== SOURCE PASSAGE
Walken appeared in supporting roles in films such as The Anderson Tapes (1971), Next Stop, Greenwich Village (1976), Roseland (1977) and Annie Hall (1977), before coming to wider attention as the troubled Vietnam War veteran Nick Chevotarevich in The Deer Hunter (1978). His performance earned him an Academy Award for Best Supporting Actor. He was nominated for the same award for portraying con artist Frank Abagnale's father in Steven Spielberg's Catch Me If You Can (2002).

Since his breakthrough, Walken has appeared in films in various genres, both in lead and supporting roles. These include The Dogs of War (1980), Brainstorm (1983), The Dead Zone (1983), A View to a Kill (1985), At Close Range (1986), Biloxi Blues (1988), King of New York (1990), The Comfort of Strangers (1990), Communion (1989), Batman Returns (1992), True Romance (1993), Pulp Fiction (1994), The Prophecy (1995, and its two sequels), Suicide Kings (1997), Sleepy Hollow (1999), Man on Fire (2004), Wedding Crashers (2005), Hairspray (2007), Seven Psychopaths (2012), A Late Quartet (2012), Percy (2020), and Dune: Part Two (2024). He also provided voice work for the animated films Antz (1998) and The Jungle Book (2016).
====
### [QUESTIONS TO ANSWER]
1. In the passage on Walken's film career, which role in The Deer Hunter (1978) earned him an Academy Award for Best Supporting Actor?
2. Rewrite the part of the passage on Walken's film career starting at "Walken appeared in" and ending at "You Can (2002).", changing "veteran" to "soldier".
3. Continue the passage on Walken's film career from the point where it stops.
The data after this point is separate material with no connection to the passage on Walken's film career.
== RECORD EXTRACTS
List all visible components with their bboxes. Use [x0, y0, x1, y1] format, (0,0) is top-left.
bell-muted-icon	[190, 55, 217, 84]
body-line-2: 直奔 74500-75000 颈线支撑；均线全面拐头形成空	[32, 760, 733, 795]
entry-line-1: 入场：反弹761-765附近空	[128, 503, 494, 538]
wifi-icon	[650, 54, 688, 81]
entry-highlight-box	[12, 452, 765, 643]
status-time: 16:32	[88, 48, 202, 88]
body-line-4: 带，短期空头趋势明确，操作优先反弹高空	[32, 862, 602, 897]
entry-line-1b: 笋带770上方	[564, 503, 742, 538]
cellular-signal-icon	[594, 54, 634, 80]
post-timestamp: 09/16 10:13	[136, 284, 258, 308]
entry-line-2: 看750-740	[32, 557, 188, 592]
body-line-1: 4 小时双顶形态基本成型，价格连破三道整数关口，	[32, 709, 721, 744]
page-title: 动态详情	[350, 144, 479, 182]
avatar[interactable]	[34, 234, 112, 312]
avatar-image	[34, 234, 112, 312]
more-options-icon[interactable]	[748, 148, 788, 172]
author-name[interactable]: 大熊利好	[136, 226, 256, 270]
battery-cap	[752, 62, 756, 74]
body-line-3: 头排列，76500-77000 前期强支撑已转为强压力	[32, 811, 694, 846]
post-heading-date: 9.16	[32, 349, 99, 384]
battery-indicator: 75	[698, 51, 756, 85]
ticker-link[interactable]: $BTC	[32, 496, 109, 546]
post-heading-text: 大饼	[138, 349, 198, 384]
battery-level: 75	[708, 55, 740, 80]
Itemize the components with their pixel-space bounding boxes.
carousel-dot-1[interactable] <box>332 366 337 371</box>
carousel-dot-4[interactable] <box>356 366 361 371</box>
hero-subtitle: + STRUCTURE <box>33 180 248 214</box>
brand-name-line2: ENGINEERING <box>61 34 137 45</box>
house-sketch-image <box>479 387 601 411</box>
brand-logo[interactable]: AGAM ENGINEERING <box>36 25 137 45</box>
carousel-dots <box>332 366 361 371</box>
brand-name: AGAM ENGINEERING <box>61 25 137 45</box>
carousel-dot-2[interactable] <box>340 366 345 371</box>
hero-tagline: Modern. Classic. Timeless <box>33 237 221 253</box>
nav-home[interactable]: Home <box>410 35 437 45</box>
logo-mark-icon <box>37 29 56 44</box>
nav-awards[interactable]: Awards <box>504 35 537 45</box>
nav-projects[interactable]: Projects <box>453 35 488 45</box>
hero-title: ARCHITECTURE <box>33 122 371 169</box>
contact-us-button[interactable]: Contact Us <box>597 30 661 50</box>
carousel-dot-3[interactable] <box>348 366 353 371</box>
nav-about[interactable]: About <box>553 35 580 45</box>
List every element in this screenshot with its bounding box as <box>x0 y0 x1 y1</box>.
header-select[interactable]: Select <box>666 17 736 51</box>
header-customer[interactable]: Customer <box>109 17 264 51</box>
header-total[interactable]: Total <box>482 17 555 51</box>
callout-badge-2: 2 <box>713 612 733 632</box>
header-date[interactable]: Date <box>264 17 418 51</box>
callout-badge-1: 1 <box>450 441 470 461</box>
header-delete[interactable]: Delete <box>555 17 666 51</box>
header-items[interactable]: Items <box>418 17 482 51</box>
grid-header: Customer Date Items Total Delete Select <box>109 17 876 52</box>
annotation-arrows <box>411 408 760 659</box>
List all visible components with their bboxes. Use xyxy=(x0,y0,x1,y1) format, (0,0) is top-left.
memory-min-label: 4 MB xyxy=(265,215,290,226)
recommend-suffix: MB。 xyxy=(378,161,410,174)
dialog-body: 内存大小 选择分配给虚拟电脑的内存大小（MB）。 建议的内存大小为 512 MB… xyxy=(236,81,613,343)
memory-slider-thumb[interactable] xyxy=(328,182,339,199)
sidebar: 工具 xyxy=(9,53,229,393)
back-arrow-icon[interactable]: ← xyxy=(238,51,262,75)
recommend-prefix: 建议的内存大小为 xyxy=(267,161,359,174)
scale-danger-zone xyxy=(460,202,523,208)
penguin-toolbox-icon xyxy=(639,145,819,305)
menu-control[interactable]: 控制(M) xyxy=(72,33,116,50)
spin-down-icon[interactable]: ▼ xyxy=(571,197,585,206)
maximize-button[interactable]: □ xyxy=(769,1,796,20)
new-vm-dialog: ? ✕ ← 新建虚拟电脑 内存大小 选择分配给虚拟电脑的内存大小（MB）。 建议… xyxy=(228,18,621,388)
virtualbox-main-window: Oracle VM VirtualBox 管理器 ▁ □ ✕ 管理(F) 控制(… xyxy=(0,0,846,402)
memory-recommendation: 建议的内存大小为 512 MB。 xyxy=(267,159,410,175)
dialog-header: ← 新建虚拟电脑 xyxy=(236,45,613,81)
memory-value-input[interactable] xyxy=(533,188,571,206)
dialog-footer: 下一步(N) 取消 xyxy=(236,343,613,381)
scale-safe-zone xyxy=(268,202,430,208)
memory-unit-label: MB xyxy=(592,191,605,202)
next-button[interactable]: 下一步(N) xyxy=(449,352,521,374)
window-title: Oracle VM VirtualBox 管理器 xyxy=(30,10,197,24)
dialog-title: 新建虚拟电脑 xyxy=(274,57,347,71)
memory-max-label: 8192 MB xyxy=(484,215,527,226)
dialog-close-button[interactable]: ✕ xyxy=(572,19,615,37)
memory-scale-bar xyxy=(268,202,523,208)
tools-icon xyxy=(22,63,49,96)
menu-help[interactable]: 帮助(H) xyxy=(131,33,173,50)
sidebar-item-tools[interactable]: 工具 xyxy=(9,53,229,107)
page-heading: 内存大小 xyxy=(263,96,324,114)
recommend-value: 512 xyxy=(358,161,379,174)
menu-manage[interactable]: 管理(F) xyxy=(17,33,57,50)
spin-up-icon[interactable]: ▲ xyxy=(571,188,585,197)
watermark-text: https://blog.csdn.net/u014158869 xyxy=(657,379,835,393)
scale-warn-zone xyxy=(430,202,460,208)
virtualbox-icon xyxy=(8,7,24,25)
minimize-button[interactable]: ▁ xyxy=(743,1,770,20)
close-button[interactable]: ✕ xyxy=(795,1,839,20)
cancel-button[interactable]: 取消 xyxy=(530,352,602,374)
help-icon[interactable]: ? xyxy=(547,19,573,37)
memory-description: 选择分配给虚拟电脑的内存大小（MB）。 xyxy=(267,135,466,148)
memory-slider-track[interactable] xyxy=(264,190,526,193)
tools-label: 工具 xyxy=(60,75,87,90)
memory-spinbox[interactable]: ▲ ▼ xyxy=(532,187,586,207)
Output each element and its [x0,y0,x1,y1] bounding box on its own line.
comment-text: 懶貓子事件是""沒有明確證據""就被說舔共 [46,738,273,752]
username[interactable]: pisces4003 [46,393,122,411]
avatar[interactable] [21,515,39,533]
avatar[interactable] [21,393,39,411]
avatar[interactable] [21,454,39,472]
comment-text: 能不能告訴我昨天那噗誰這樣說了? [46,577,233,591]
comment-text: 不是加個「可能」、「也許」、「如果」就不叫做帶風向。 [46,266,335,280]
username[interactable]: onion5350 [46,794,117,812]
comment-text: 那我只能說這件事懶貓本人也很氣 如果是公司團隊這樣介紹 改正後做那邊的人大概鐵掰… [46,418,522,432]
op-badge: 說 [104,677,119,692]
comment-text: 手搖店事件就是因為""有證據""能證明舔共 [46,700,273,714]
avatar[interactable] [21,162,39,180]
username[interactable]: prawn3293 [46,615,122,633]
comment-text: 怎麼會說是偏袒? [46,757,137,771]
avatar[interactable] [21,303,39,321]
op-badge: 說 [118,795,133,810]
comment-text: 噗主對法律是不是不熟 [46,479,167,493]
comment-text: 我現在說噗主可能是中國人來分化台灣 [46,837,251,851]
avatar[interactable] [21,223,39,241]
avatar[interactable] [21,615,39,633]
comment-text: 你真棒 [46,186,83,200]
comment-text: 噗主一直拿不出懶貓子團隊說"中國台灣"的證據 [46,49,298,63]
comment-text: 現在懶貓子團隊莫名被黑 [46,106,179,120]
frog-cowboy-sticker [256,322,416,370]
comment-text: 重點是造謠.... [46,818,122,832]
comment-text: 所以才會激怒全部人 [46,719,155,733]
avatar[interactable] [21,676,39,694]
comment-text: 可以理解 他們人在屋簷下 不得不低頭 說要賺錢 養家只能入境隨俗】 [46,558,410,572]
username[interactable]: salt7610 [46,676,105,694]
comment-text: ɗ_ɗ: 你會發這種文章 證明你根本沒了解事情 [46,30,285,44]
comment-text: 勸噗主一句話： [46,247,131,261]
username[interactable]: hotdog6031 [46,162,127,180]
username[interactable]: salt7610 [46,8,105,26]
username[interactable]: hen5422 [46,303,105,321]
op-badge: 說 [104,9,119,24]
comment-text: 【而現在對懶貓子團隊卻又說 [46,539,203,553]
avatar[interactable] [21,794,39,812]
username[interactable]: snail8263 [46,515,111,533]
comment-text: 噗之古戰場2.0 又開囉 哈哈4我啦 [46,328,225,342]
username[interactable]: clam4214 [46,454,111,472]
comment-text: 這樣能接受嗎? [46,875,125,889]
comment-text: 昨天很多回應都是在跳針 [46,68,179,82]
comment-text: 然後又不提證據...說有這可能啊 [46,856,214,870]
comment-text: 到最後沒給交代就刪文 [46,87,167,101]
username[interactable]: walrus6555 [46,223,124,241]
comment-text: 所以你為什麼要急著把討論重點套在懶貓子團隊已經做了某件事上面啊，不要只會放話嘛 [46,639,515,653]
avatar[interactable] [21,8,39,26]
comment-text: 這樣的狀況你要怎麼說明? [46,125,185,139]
====
### [ANSWERS IN ORDER]
1. The troubled Vietnam War veteran Nick Chevotarevich.

2.
Walken appeared in supporting roles in films such as The Anderson Tapes (1971), Next Stop, Greenwich Village (1976), Roseland (1977) and Annie Hall (1977), before coming to wider attention as the troubled Vietnam War soldier Nick Chevotarevich in The Deer Hunter (1978). His performance earned him an Academy Award for Best Supporting Actor. He was nominated for the same award for portraying con artist Frank Abagnale's father in Steven Spielberg's Catch Me If You Can (2002).

3.
On television, Walken has appeared in films such as Who Am I This Time? (1982), and Sarah, Plain and Tall (1991), for which he received a Primetime Emmy Award nomination. More recently, he has starred in television series The Outlaws (2021–2024), and Severance (2022–), the latter of which earned him a Primetime Emmy Award for Outstanding Supporting Actor in a Drama Series nomination. He has guest-hosted Saturday Night Live seven times. His roles on the show include record producer Bruce Dickinson in the "More Cowbell" sketch, the disgraced Confederate officer Colonel Angus, and multiple appearances as an aging, unsuccessful lothario in the Continental sketch.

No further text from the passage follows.